Supplied records:
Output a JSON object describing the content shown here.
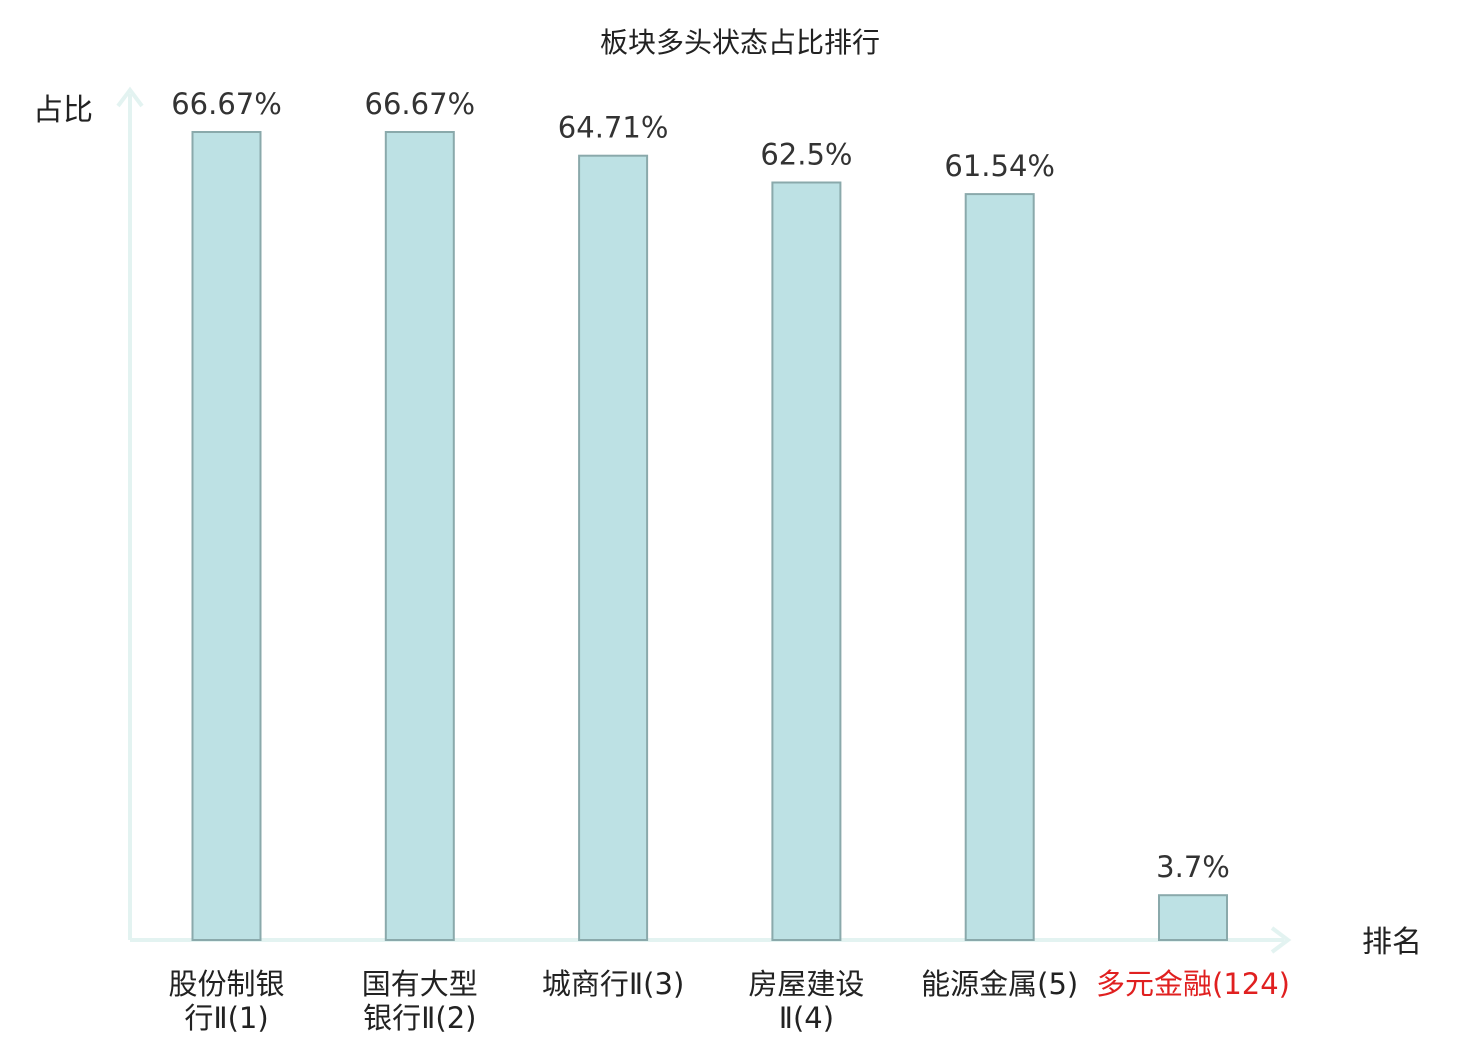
{
  "chart_data": {
    "type": "bar",
    "title": "板块多头状态占比排行",
    "ylabel": "占比",
    "xlabel": "排名",
    "ylim": [
      0,
      70
    ],
    "grid": false,
    "legend": "none",
    "categories": [
      {
        "lines": [
          "股份制银",
          "行Ⅱ(1)"
        ],
        "highlight": false
      },
      {
        "lines": [
          "国有大型",
          "银行Ⅱ(2)"
        ],
        "highlight": false
      },
      {
        "lines": [
          "城商行Ⅱ(3)"
        ],
        "highlight": false
      },
      {
        "lines": [
          "房屋建设",
          "Ⅱ(4)"
        ],
        "highlight": false
      },
      {
        "lines": [
          "能源金属(5)"
        ],
        "highlight": false
      },
      {
        "lines": [
          "多元金融(124)"
        ],
        "highlight": true
      }
    ],
    "values": [
      66.67,
      66.67,
      64.71,
      62.5,
      61.54,
      3.7
    ],
    "value_labels": [
      "66.67%",
      "66.67%",
      "64.71%",
      "62.5%",
      "61.54%",
      "3.7%"
    ],
    "colors": {
      "bar_fill": "#bde1e4",
      "bar_stroke": "#8aa9ab",
      "axis": "#e3f3f1",
      "highlight_text": "#e02020",
      "text": "#222222"
    }
  }
}
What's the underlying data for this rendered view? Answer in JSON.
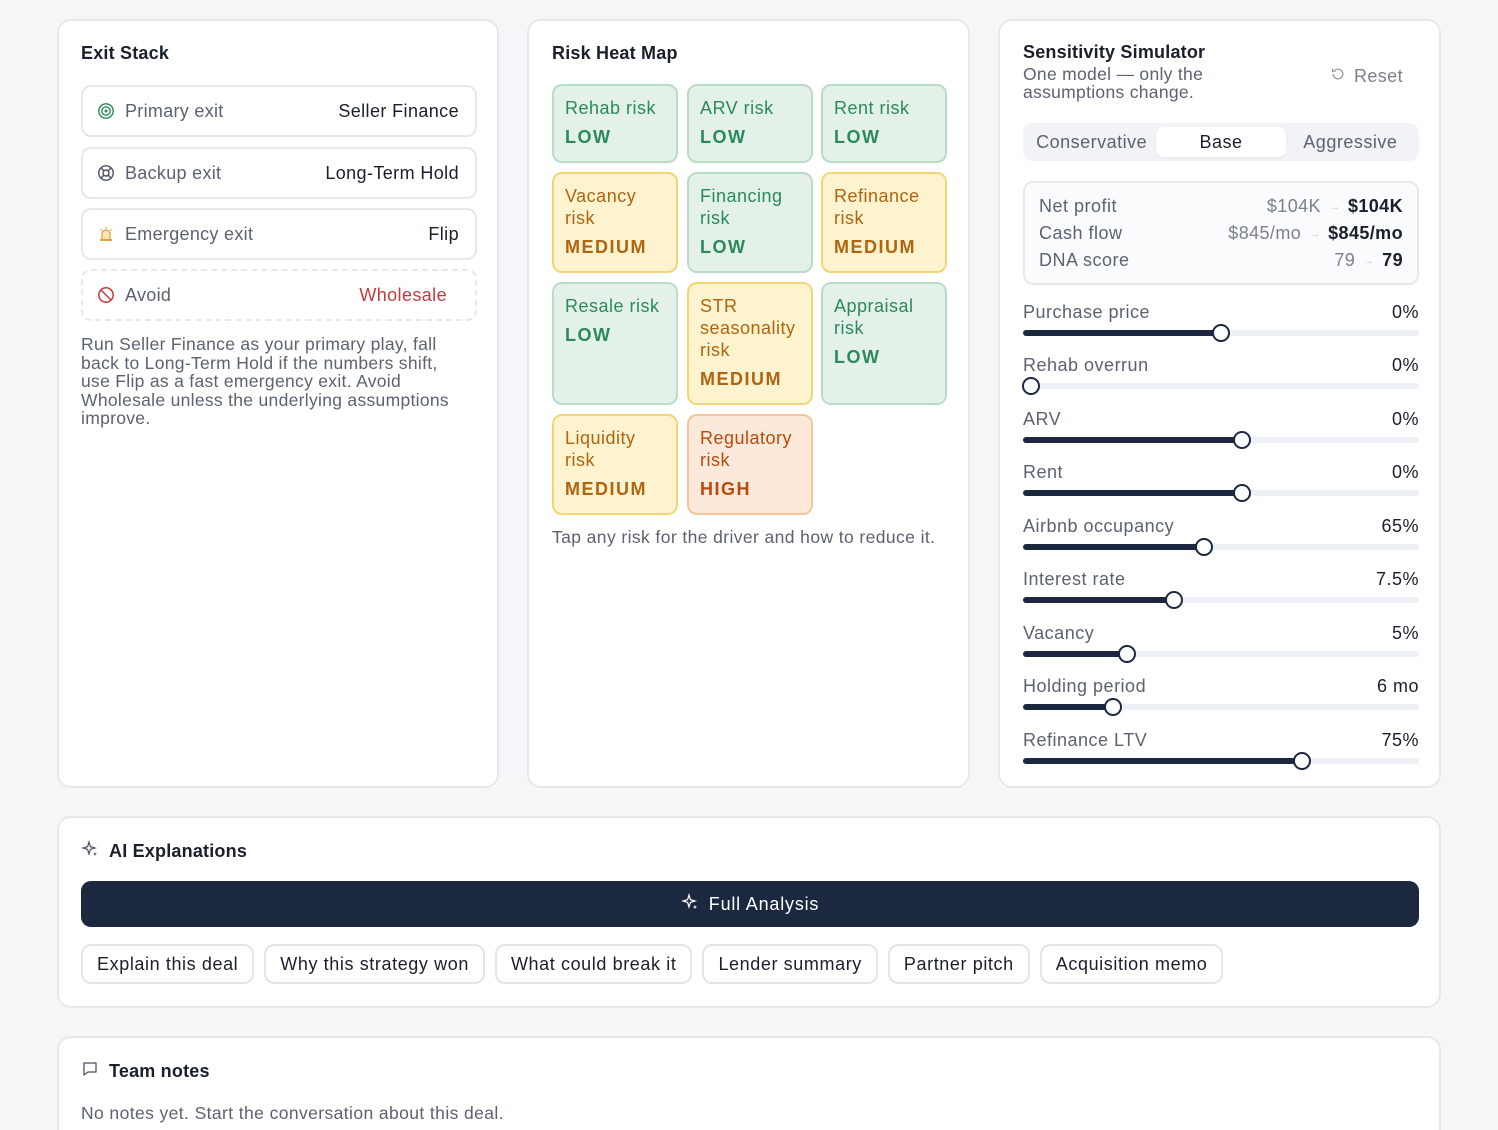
{
  "exit_stack": {
    "title": "Exit Stack",
    "rows": [
      {
        "label": "Primary exit",
        "value": "Seller Finance",
        "icon": "target-icon"
      },
      {
        "label": "Backup exit",
        "value": "Long-Term Hold",
        "icon": "lifebuoy-icon"
      },
      {
        "label": "Emergency exit",
        "value": "Flip",
        "icon": "siren-icon"
      },
      {
        "label": "Avoid",
        "value": "Wholesale",
        "icon": "ban-icon"
      }
    ],
    "description": "Run Seller Finance as your primary play, fall back to Long-Term Hold if the numbers shift, use Flip as a fast emergency exit. Avoid Wholesale unless the underlying assumptions improve."
  },
  "risk_heat_map": {
    "title": "Risk Heat Map",
    "tiles": [
      {
        "name": "Rehab risk",
        "level": "LOW"
      },
      {
        "name": "ARV risk",
        "level": "LOW"
      },
      {
        "name": "Rent risk",
        "level": "LOW"
      },
      {
        "name": "Vacancy risk",
        "level": "MEDIUM"
      },
      {
        "name": "Financing risk",
        "level": "LOW"
      },
      {
        "name": "Refinance risk",
        "level": "MEDIUM"
      },
      {
        "name": "Resale risk",
        "level": "LOW"
      },
      {
        "name": "STR seasonality risk",
        "level": "MEDIUM"
      },
      {
        "name": "Appraisal risk",
        "level": "LOW"
      },
      {
        "name": "Liquidity risk",
        "level": "MEDIUM"
      },
      {
        "name": "Regulatory risk",
        "level": "HIGH"
      }
    ],
    "hint": "Tap any risk for the driver and how to reduce it."
  },
  "sensitivity": {
    "title": "Sensitivity Simulator",
    "subtitle": "One model — only the assumptions change.",
    "reset_label": "Reset",
    "modes": [
      "Conservative",
      "Base",
      "Aggressive"
    ],
    "active_mode": "Base",
    "metrics": [
      {
        "label": "Net profit",
        "base": "$104K",
        "new": "$104K"
      },
      {
        "label": "Cash flow",
        "base": "$845/mo",
        "new": "$845/mo"
      },
      {
        "label": "DNA score",
        "base": "79",
        "new": "79"
      }
    ],
    "sliders": [
      {
        "label": "Purchase price",
        "value": "0%",
        "fraction": 0.5
      },
      {
        "label": "Rehab overrun",
        "value": "0%",
        "fraction": 0.02
      },
      {
        "label": "ARV",
        "value": "0%",
        "fraction": 0.554
      },
      {
        "label": "Rent",
        "value": "0%",
        "fraction": 0.554
      },
      {
        "label": "Airbnb occupancy",
        "value": "65%",
        "fraction": 0.457
      },
      {
        "label": "Interest rate",
        "value": "7.5%",
        "fraction": 0.381
      },
      {
        "label": "Vacancy",
        "value": "5%",
        "fraction": 0.262
      },
      {
        "label": "Holding period",
        "value": "6 mo",
        "fraction": 0.228
      },
      {
        "label": "Refinance LTV",
        "value": "75%",
        "fraction": 0.704
      }
    ]
  },
  "ai": {
    "title": "AI Explanations",
    "full_analysis_label": "Full Analysis",
    "chips": [
      "Explain this deal",
      "Why this strategy won",
      "What could break it",
      "Lender summary",
      "Partner pitch",
      "Acquisition memo"
    ]
  },
  "notes": {
    "title": "Team notes",
    "empty": "No notes yet. Start the conversation about this deal."
  }
}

Goal: For each line of the listing that holds the word "What", show that line.

Exercise output:
What's the underlying data for this rendered view? Answer in JSON.
      "What could break it",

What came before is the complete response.